Task prompt :: Write the material out again exactly as it stands.

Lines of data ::

* START *

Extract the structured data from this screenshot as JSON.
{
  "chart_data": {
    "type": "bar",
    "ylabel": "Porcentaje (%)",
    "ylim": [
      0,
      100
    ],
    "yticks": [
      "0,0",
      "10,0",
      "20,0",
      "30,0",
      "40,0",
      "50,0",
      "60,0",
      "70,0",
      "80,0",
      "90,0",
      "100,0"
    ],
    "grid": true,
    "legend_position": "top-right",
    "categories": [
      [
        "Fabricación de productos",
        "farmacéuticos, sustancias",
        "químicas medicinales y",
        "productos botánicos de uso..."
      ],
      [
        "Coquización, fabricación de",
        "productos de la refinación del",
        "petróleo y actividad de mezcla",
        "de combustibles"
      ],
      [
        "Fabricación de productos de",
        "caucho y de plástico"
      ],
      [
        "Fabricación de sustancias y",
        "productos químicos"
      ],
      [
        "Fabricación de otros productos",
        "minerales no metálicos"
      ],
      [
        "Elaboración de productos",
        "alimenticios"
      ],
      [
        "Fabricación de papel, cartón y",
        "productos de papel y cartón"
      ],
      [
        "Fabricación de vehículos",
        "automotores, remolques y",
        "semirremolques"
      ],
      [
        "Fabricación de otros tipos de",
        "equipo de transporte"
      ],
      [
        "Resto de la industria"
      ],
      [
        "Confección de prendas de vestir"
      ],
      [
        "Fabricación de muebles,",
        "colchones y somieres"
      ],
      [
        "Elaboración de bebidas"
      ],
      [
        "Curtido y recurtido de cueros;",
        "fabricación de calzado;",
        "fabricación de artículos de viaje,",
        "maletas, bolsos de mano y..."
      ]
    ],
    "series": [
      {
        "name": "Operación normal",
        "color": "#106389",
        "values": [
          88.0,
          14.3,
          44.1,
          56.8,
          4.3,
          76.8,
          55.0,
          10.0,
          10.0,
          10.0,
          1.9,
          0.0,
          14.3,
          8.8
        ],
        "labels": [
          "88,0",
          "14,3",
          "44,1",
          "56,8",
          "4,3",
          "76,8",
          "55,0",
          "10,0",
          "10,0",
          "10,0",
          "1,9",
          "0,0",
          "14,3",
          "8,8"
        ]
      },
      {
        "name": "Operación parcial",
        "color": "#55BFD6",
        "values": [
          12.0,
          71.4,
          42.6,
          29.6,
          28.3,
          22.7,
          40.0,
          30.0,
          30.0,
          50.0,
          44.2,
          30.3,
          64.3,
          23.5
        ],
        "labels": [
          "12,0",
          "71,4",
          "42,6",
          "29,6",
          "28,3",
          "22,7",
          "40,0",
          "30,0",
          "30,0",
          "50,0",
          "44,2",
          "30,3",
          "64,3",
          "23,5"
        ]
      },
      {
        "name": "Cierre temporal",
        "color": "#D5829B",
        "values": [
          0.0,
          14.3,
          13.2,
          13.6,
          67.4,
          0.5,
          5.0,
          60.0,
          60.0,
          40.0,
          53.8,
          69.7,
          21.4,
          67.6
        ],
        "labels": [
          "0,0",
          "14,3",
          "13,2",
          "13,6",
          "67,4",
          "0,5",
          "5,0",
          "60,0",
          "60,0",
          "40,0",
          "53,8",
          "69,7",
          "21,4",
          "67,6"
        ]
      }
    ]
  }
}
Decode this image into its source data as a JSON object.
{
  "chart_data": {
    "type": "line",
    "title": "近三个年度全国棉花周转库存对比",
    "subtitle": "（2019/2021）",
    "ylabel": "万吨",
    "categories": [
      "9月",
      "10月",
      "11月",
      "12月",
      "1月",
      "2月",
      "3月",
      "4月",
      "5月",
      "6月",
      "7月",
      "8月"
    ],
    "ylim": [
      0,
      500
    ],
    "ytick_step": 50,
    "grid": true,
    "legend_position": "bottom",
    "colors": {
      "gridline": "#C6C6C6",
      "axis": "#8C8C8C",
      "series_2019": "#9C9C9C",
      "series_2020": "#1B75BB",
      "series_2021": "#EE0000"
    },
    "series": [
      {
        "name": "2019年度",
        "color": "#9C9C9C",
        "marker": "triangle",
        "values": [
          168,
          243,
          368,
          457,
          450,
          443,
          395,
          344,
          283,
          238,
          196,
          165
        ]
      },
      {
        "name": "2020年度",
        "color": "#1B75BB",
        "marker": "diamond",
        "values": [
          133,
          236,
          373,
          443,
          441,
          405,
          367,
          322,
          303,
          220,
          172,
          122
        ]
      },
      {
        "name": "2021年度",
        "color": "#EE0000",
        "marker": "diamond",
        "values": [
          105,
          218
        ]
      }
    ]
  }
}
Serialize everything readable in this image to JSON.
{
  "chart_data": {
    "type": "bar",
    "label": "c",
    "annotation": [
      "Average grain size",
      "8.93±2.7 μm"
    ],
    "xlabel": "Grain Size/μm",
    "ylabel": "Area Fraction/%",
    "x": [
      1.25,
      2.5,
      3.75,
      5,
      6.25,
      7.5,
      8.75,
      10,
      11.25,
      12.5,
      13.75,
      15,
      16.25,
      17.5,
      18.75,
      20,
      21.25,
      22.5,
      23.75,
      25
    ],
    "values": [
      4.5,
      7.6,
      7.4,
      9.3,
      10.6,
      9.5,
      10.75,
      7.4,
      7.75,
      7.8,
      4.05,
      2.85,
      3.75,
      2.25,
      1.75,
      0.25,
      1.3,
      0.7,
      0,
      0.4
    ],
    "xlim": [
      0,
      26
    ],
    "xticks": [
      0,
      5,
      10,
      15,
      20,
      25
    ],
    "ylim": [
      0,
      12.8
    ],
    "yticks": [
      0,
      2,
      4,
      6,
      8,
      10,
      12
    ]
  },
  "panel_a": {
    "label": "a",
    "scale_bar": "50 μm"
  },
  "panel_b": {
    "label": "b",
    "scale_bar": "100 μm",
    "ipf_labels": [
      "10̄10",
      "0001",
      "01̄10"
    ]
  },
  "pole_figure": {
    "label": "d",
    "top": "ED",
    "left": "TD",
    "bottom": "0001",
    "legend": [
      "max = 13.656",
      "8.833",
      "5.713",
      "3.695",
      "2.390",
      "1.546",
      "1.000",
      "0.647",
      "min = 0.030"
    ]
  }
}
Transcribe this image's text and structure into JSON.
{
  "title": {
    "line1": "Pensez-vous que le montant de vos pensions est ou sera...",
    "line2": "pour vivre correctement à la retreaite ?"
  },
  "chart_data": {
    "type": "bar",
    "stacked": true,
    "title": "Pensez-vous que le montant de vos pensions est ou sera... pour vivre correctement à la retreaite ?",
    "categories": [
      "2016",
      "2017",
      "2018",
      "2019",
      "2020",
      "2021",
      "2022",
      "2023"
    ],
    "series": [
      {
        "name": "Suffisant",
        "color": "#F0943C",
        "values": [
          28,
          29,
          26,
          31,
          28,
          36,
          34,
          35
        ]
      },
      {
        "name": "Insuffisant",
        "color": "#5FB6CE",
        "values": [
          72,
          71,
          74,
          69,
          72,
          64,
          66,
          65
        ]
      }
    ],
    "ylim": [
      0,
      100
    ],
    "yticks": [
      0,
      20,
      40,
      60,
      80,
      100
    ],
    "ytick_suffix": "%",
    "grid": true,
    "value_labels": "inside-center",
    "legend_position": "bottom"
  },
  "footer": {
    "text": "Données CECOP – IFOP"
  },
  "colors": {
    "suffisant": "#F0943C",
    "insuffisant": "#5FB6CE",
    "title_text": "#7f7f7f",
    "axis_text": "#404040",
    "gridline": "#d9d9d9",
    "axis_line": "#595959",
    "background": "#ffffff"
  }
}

* END *

Reply ::
Extract the structured data from this screenshot as JSON.
{
  "chart_data": {
    "type": "bar",
    "ylabel": "Porcentaje (%)",
    "ylim": [
      0,
      100
    ],
    "yticks": [
      "0,0",
      "10,0",
      "20,0",
      "30,0",
      "40,0",
      "50,0",
      "60,0",
      "70,0",
      "80,0",
      "90,0",
      "100,0"
    ],
    "grid": true,
    "legend_position": "top-right",
    "categories": [
      [
        "Fabricación de productos",
        "farmacéuticos, sustancias",
        "químicas medicinales y",
        "productos botánicos de uso..."
      ],
      [
        "Coquización, fabricación de",
        "productos de la refinación del",
        "petróleo y actividad de mezcla",
        "de combustibles"
      ],
      [
        "Fabricación de productos de",
        "caucho y de plástico"
      ],
      [
        "Fabricación de sustancias y",
        "productos químicos"
      ],
      [
        "Fabricación de otros productos",
        "minerales no metálicos"
      ],
      [
        "Elaboración de productos",
        "alimenticios"
      ],
      [
        "Fabricación de papel, cartón y",
        "productos de papel y cartón"
      ],
      [
        "Fabricación de vehículos",
        "automotores, remolques y",
        "semirremolques"
      ],
      [
        "Fabricación de otros tipos de",
        "equipo de transporte"
      ],
      [
        "Resto de la industria"
      ],
      [
        "Confección de prendas de vestir"
      ],
      [
        "Fabricación de muebles,",
        "colchones y somieres"
      ],
      [
        "Elaboración de bebidas"
      ],
      [
        "Curtido y recurtido de cueros;",
        "fabricación de calzado;",
        "fabricación de artículos de viaje,",
        "maletas, bolsos de mano y..."
      ]
    ],
    "series": [
      {
        "name": "Operación normal",
        "color": "#106389",
        "values": [
          88.0,
          14.3,
          44.1,
          56.8,
          4.3,
          76.8,
          55.0,
          10.0,
          10.0,
          10.0,
          1.9,
          0.0,
          14.3,
          8.8
        ],
        "labels": [
          "88,0",
          "14,3",
          "44,1",
          "56,8",
          "4,3",
          "76,8",
          "55,0",
          "10,0",
          "10,0",
          "10,0",
          "1,9",
          "0,0",
          "14,3",
          "8,8"
        ]
      },
      {
        "name": "Operación parcial",
        "color": "#55BFD6",
        "values": [
          12.0,
          71.4,
          42.6,
          29.6,
          28.3,
          22.7,
          40.0,
          30.0,
          30.0,
          50.0,
          44.2,
          30.3,
          64.3,
          23.5
        ],
        "labels": [
          "12,0",
          "71,4",
          "42,6",
          "29,6",
          "28,3",
          "22,7",
          "40,0",
          "30,0",
          "30,0",
          "50,0",
          "44,2",
          "30,3",
          "64,3",
          "23,5"
        ]
      },
      {
        "name": "Cierre temporal",
        "color": "#D5829B",
        "values": [
          0.0,
          14.3,
          13.2,
          13.6,
          67.4,
          0.5,
          5.0,
          60.0,
          60.0,
          40.0,
          53.8,
          69.7,
          21.4,
          67.6
        ],
        "labels": [
          "0,0",
          "14,3",
          "13,2",
          "13,6",
          "67,4",
          "0,5",
          "5,0",
          "60,0",
          "60,0",
          "40,0",
          "53,8",
          "69,7",
          "21,4",
          "67,6"
        ]
      }
    ]
  }
}
Decode this image into its source data as a JSON object.
{
  "chart_data": {
    "type": "line",
    "title": "近三个年度全国棉花周转库存对比",
    "subtitle": "（2019/2021）",
    "ylabel": "万吨",
    "categories": [
      "9月",
      "10月",
      "11月",
      "12月",
      "1月",
      "2月",
      "3月",
      "4月",
      "5月",
      "6月",
      "7月",
      "8月"
    ],
    "ylim": [
      0,
      500
    ],
    "ytick_step": 50,
    "grid": true,
    "legend_position": "bottom",
    "colors": {
      "gridline": "#C6C6C6",
      "axis": "#8C8C8C",
      "series_2019": "#9C9C9C",
      "series_2020": "#1B75BB",
      "series_2021": "#EE0000"
    },
    "series": [
      {
        "name": "2019年度",
        "color": "#9C9C9C",
        "marker": "triangle",
        "values": [
          168,
          243,
          368,
          457,
          450,
          443,
          395,
          344,
          283,
          238,
          196,
          165
        ]
      },
      {
        "name": "2020年度",
        "color": "#1B75BB",
        "marker": "diamond",
        "values": [
          133,
          236,
          373,
          443,
          441,
          405,
          367,
          322,
          303,
          220,
          172,
          122
        ]
      },
      {
        "name": "2021年度",
        "color": "#EE0000",
        "marker": "diamond",
        "values": [
          105,
          218
        ]
      }
    ]
  }
}
Serialize everything readable in this image to JSON.
{
  "chart_data": {
    "type": "bar",
    "label": "c",
    "annotation": [
      "Average grain size",
      "8.93±2.7 μm"
    ],
    "xlabel": "Grain Size/μm",
    "ylabel": "Area Fraction/%",
    "x": [
      1.25,
      2.5,
      3.75,
      5,
      6.25,
      7.5,
      8.75,
      10,
      11.25,
      12.5,
      13.75,
      15,
      16.25,
      17.5,
      18.75,
      20,
      21.25,
      22.5,
      23.75,
      25
    ],
    "values": [
      4.5,
      7.6,
      7.4,
      9.3,
      10.6,
      9.5,
      10.75,
      7.4,
      7.75,
      7.8,
      4.05,
      2.85,
      3.75,
      2.25,
      1.75,
      0.25,
      1.3,
      0.7,
      0,
      0.4
    ],
    "xlim": [
      0,
      26
    ],
    "xticks": [
      0,
      5,
      10,
      15,
      20,
      25
    ],
    "ylim": [
      0,
      12.8
    ],
    "yticks": [
      0,
      2,
      4,
      6,
      8,
      10,
      12
    ]
  },
  "panel_a": {
    "label": "a",
    "scale_bar": "50 μm"
  },
  "panel_b": {
    "label": "b",
    "scale_bar": "100 μm",
    "ipf_labels": [
      "10̄10",
      "0001",
      "01̄10"
    ]
  },
  "pole_figure": {
    "label": "d",
    "top": "ED",
    "left": "TD",
    "bottom": "0001",
    "legend": [
      "max = 13.656",
      "8.833",
      "5.713",
      "3.695",
      "2.390",
      "1.546",
      "1.000",
      "0.647",
      "min = 0.030"
    ]
  }
}
Transcribe this image's text and structure into JSON.
{
  "title": {
    "line1": "Pensez-vous que le montant de vos pensions est ou sera...",
    "line2": "pour vivre correctement à la retreaite ?"
  },
  "chart_data": {
    "type": "bar",
    "stacked": true,
    "title": "Pensez-vous que le montant de vos pensions est ou sera... pour vivre correctement à la retreaite ?",
    "categories": [
      "2016",
      "2017",
      "2018",
      "2019",
      "2020",
      "2021",
      "2022",
      "2023"
    ],
    "series": [
      {
        "name": "Suffisant",
        "color": "#F0943C",
        "values": [
          28,
          29,
          26,
          31,
          28,
          36,
          34,
          35
        ]
      },
      {
        "name": "Insuffisant",
        "color": "#5FB6CE",
        "values": [
          72,
          71,
          74,
          69,
          72,
          64,
          66,
          65
        ]
      }
    ],
    "ylim": [
      0,
      100
    ],
    "yticks": [
      0,
      20,
      40,
      60,
      80,
      100
    ],
    "ytick_suffix": "%",
    "grid": true,
    "value_labels": "inside-center",
    "legend_position": "bottom"
  },
  "footer": {
    "text": "Données CECOP – IFOP"
  },
  "colors": {
    "suffisant": "#F0943C",
    "insuffisant": "#5FB6CE",
    "title_text": "#7f7f7f",
    "axis_text": "#404040",
    "gridline": "#d9d9d9",
    "axis_line": "#595959",
    "background": "#ffffff"
  }
}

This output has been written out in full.